Among the records below, find each line that includes the string "JSON" and copy it.

— begin Records to process —

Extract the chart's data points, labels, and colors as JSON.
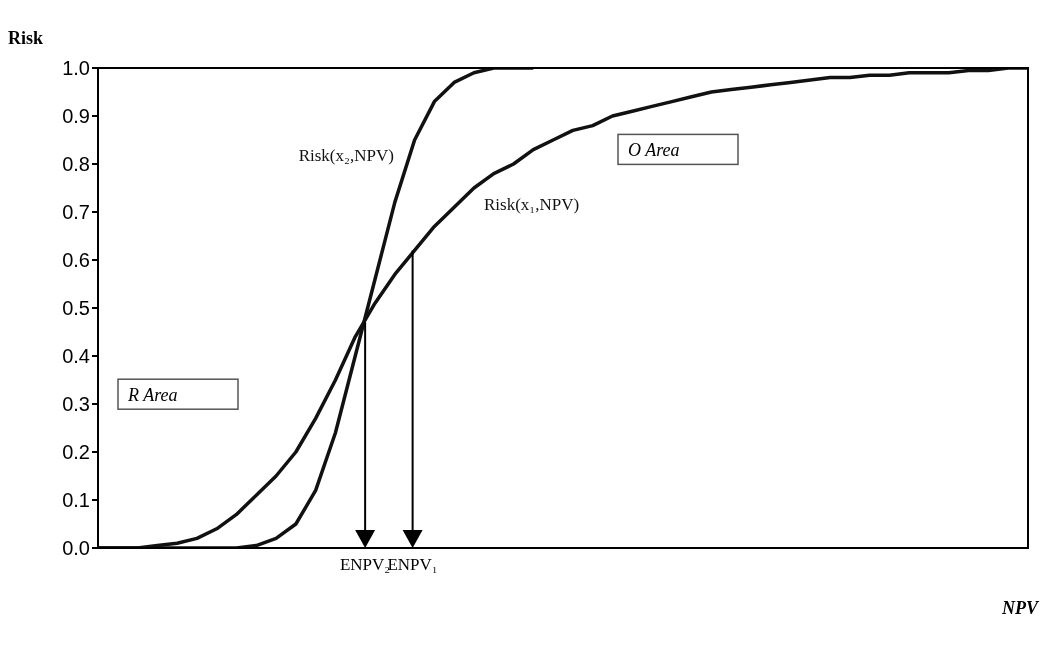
{
  "chart_data": {
    "type": "line",
    "xlabel": "NPV",
    "ylabel": "Risk",
    "categories": [
      null,
      null,
      null,
      null,
      null,
      null,
      null,
      null,
      null,
      null,
      null,
      null,
      null,
      null,
      null,
      null,
      null,
      null,
      null,
      null,
      null,
      null,
      null,
      null,
      null,
      null,
      null,
      null,
      null,
      null,
      null,
      null,
      null,
      null,
      null,
      null,
      null,
      null,
      null,
      null,
      null,
      null,
      null,
      null,
      null,
      null,
      null,
      null
    ],
    "series": [
      {
        "name": "Risk(x₁,NPV)",
        "color": "#111111",
        "values": [
          0,
          0,
          0,
          0.005,
          0.01,
          0.02,
          0.04,
          0.07,
          0.11,
          0.15,
          0.2,
          0.27,
          0.35,
          0.44,
          0.51,
          0.57,
          0.62,
          0.67,
          0.71,
          0.75,
          0.78,
          0.8,
          0.83,
          0.85,
          0.87,
          0.88,
          0.9,
          0.91,
          0.92,
          0.93,
          0.94,
          0.95,
          0.955,
          0.96,
          0.965,
          0.97,
          0.975,
          0.98,
          0.98,
          0.985,
          0.985,
          0.99,
          0.99,
          0.99,
          0.995,
          0.995,
          1,
          1
        ]
      },
      {
        "name": "Risk(x₂,NPV)",
        "color": "#111111",
        "values": [
          0,
          0,
          0,
          0,
          0,
          0,
          0,
          0,
          0.005,
          0.02,
          0.05,
          0.12,
          0.24,
          0.4,
          0.56,
          0.72,
          0.85,
          0.93,
          0.97,
          0.99,
          1,
          1,
          1,
          null,
          null,
          null,
          null,
          null,
          null,
          null,
          null,
          null,
          null,
          null,
          null,
          null,
          null,
          null,
          null,
          null,
          null,
          null,
          null,
          null,
          null,
          null,
          null,
          null
        ]
      }
    ],
    "ylim": [
      0,
      1
    ],
    "yticks": [
      {
        "value": 0,
        "label": "0.0"
      },
      {
        "value": 0.1,
        "label": "0.1"
      },
      {
        "value": 0.2,
        "label": "0.2"
      },
      {
        "value": 0.3,
        "label": "0.3"
      },
      {
        "value": 0.4,
        "label": "0.4"
      },
      {
        "value": 0.5,
        "label": "0.5"
      },
      {
        "value": 0.6,
        "label": "0.6"
      },
      {
        "value": 0.7,
        "label": "0.7"
      },
      {
        "value": 0.8,
        "label": "0.8"
      },
      {
        "value": 0.9,
        "label": "0.9"
      },
      {
        "value": 1,
        "label": "1.0"
      }
    ],
    "annotations": [
      "ENPV₂",
      "ENPV₁",
      "O Area",
      "R Area"
    ],
    "tick_labels": "y",
    "grid": false,
    "legend": false,
    "marker": "none",
    "line_style": "solid"
  }
}
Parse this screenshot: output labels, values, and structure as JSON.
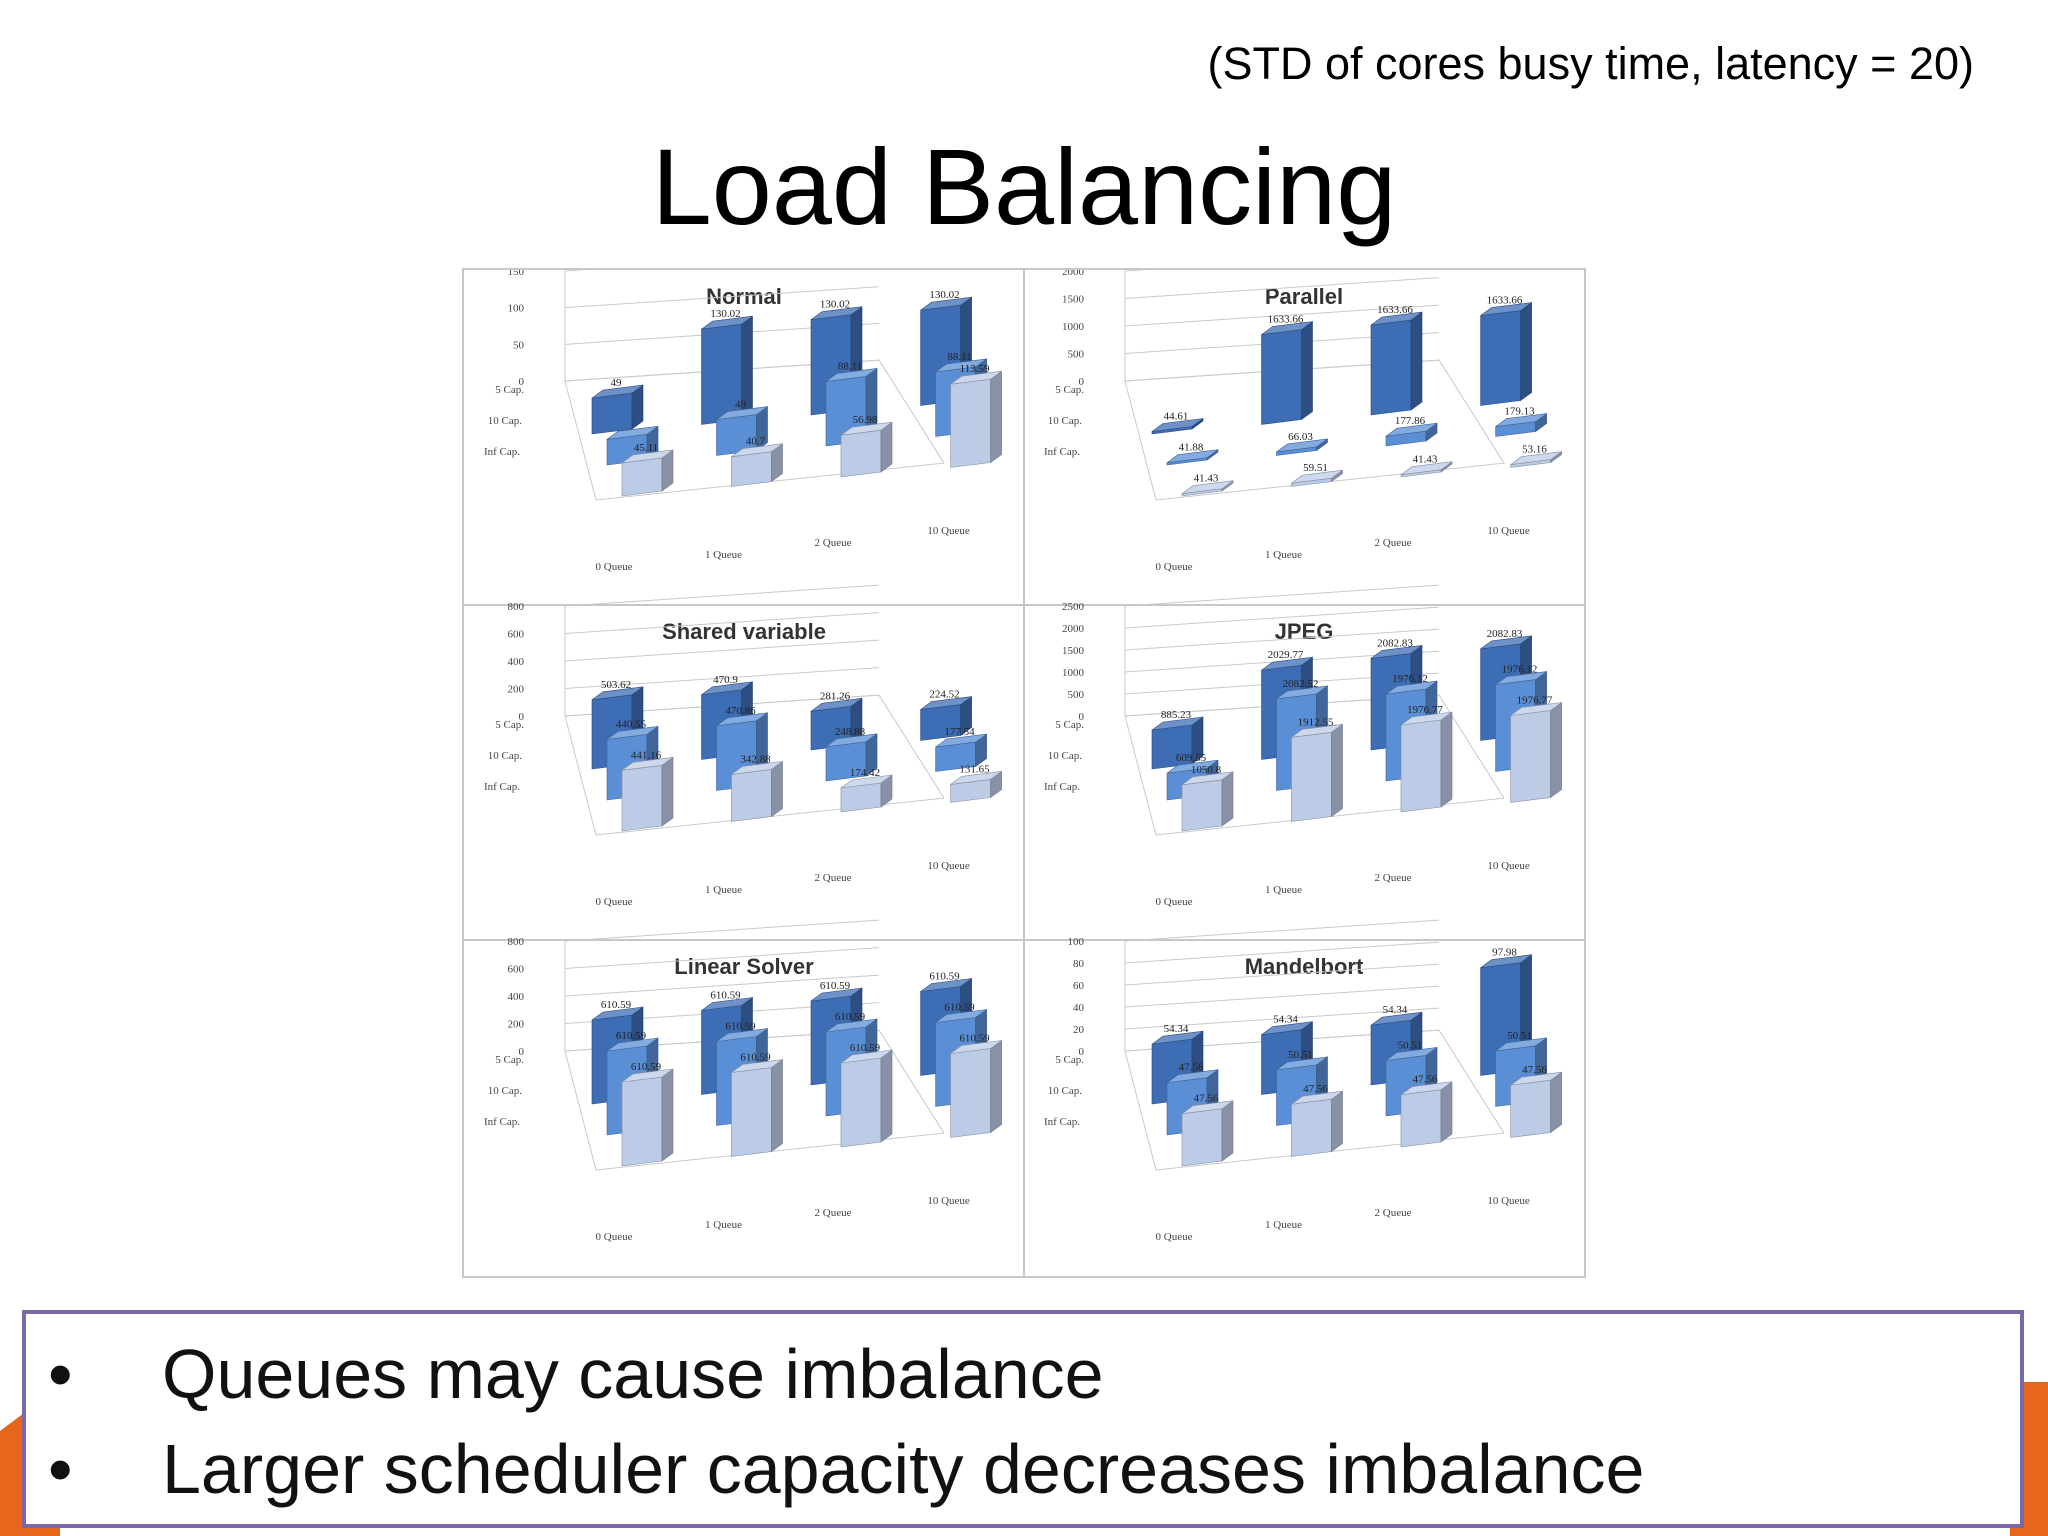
{
  "slide": {
    "subtitle": "(STD of cores busy time, latency = 20)",
    "title": "Load Balancing",
    "bullets": [
      {
        "marker": "•",
        "text": "Queues may cause imbalance"
      },
      {
        "marker": "•",
        "text": "Larger scheduler capacity decreases imbalance"
      }
    ]
  },
  "colors": {
    "accent_orange": "#e8661c",
    "box_border": "#7a68a8",
    "series_5cap": "#3d6db5",
    "series_10cap": "#5a8fd6",
    "series_infcap": "#bccbe6"
  },
  "chart_data": [
    {
      "type": "bar",
      "title": "Normal",
      "categories": [
        "0 Queue",
        "1 Queue",
        "2 Queue",
        "10 Queue"
      ],
      "depth_labels": [
        "5 Cap.",
        "10 Cap.",
        "Inf Cap."
      ],
      "y_ticks": [
        "0",
        "50",
        "100",
        "150"
      ],
      "ylim": [
        0,
        150
      ],
      "series": [
        {
          "name": "5 Cap.",
          "values": [
            49,
            130.02,
            130.02,
            130.02
          ],
          "labels": [
            "49",
            "130.02",
            "130.02",
            "130.02"
          ]
        },
        {
          "name": "10 Cap.",
          "values": [
            35,
            49,
            88.11,
            88.11
          ],
          "labels": [
            "",
            "49",
            "88.11",
            "88.11"
          ]
        },
        {
          "name": "Inf Cap.",
          "values": [
            45.11,
            40.7,
            56.98,
            113.59
          ],
          "labels": [
            "45.11",
            "40.7",
            "56.98",
            "113.59"
          ]
        }
      ]
    },
    {
      "type": "bar",
      "title": "Parallel",
      "categories": [
        "0 Queue",
        "1 Queue",
        "2 Queue",
        "10 Queue"
      ],
      "depth_labels": [
        "5 Cap.",
        "10 Cap.",
        "Inf Cap."
      ],
      "y_ticks": [
        "0",
        "500",
        "1000",
        "1500",
        "2000"
      ],
      "ylim": [
        0,
        2000
      ],
      "series": [
        {
          "name": "5 Cap.",
          "values": [
            44.61,
            1633.66,
            1633.66,
            1633.66
          ],
          "labels": [
            "44.61",
            "1633.66",
            "1633.66",
            "1633.66"
          ]
        },
        {
          "name": "10 Cap.",
          "values": [
            41.88,
            66.03,
            177.86,
            179.13
          ],
          "labels": [
            "41.88",
            "66.03",
            "177.86",
            "179.13"
          ]
        },
        {
          "name": "Inf Cap.",
          "values": [
            41.43,
            59.51,
            41.43,
            53.16
          ],
          "labels": [
            "41.43",
            "59.51",
            "41.43",
            "53.16"
          ]
        }
      ]
    },
    {
      "type": "bar",
      "title": "Shared variable",
      "categories": [
        "0 Queue",
        "1 Queue",
        "2 Queue",
        "10 Queue"
      ],
      "depth_labels": [
        "5 Cap.",
        "10 Cap.",
        "Inf Cap."
      ],
      "y_ticks": [
        "0",
        "200",
        "400",
        "600",
        "800"
      ],
      "ylim": [
        0,
        800
      ],
      "series": [
        {
          "name": "5 Cap.",
          "values": [
            503.62,
            470.9,
            281.26,
            224.52
          ],
          "labels": [
            "503.62",
            "470.9",
            "281.26",
            "224.52"
          ]
        },
        {
          "name": "10 Cap.",
          "values": [
            440.55,
            470.86,
            248.88,
            177.54
          ],
          "labels": [
            "440.55",
            "470.86",
            "248.88",
            "177.54"
          ]
        },
        {
          "name": "Inf Cap.",
          "values": [
            441.16,
            342.88,
            174.42,
            131.65
          ],
          "labels": [
            "441.16",
            "342.88",
            "174.42",
            "131.65"
          ]
        }
      ]
    },
    {
      "type": "bar",
      "title": "JPEG",
      "categories": [
        "0 Queue",
        "1 Queue",
        "2 Queue",
        "10 Queue"
      ],
      "depth_labels": [
        "5 Cap.",
        "10 Cap.",
        "Inf Cap."
      ],
      "y_ticks": [
        "0",
        "500",
        "1000",
        "1500",
        "2000",
        "2500"
      ],
      "ylim": [
        0,
        2500
      ],
      "series": [
        {
          "name": "5 Cap.",
          "values": [
            885.23,
            2029.77,
            2082.83,
            2082.83
          ],
          "labels": [
            "885.23",
            "2029.77",
            "2082.83",
            "2082.83"
          ]
        },
        {
          "name": "10 Cap.",
          "values": [
            609.55,
            2082.52,
            1976.12,
            1976.12
          ],
          "labels": [
            "609.55",
            "2082.52",
            "1976.12",
            "1976.12"
          ]
        },
        {
          "name": "Inf Cap.",
          "values": [
            1050.8,
            1912.55,
            1976.77,
            1976.77
          ],
          "labels": [
            "1050.8",
            "1912.55",
            "1976.77",
            "1976.77"
          ]
        }
      ]
    },
    {
      "type": "bar",
      "title": "Linear Solver",
      "categories": [
        "0 Queue",
        "1 Queue",
        "2 Queue",
        "10 Queue"
      ],
      "depth_labels": [
        "5 Cap.",
        "10 Cap.",
        "Inf Cap."
      ],
      "y_ticks": [
        "0",
        "200",
        "400",
        "600",
        "800"
      ],
      "ylim": [
        0,
        800
      ],
      "series": [
        {
          "name": "5 Cap.",
          "values": [
            610.59,
            610.59,
            610.59,
            610.59
          ],
          "labels": [
            "610.59",
            "610.59",
            "610.59",
            "610.59"
          ]
        },
        {
          "name": "10 Cap.",
          "values": [
            610.59,
            610.59,
            610.59,
            610.59
          ],
          "labels": [
            "610.59",
            "610.59",
            "610.59",
            "610.59"
          ]
        },
        {
          "name": "Inf Cap.",
          "values": [
            610.59,
            610.59,
            610.59,
            610.59
          ],
          "labels": [
            "610.59",
            "610.59",
            "610.59",
            "610.59"
          ]
        }
      ]
    },
    {
      "type": "bar",
      "title": "Mandelbort",
      "categories": [
        "0 Queue",
        "1 Queue",
        "2 Queue",
        "10 Queue"
      ],
      "depth_labels": [
        "5 Cap.",
        "10 Cap.",
        "Inf Cap."
      ],
      "y_ticks": [
        "0",
        "20",
        "40",
        "60",
        "80",
        "100"
      ],
      "ylim": [
        0,
        100
      ],
      "series": [
        {
          "name": "5 Cap.",
          "values": [
            54.34,
            54.34,
            54.34,
            97.98
          ],
          "labels": [
            "54.34",
            "54.34",
            "54.34",
            "97.98"
          ]
        },
        {
          "name": "10 Cap.",
          "values": [
            47.56,
            50.51,
            50.51,
            50.51
          ],
          "labels": [
            "47.56",
            "50.51",
            "50.51",
            "50.51"
          ]
        },
        {
          "name": "Inf Cap.",
          "values": [
            47.56,
            47.56,
            47.56,
            47.56
          ],
          "labels": [
            "47.56",
            "47.56",
            "47.56",
            "47.56"
          ]
        }
      ]
    }
  ]
}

— end Records to process —

Written answer ->
Extract the chart's data points, labels, and colors as JSON.
Parse this screenshot: output labels, values, and structure as JSON.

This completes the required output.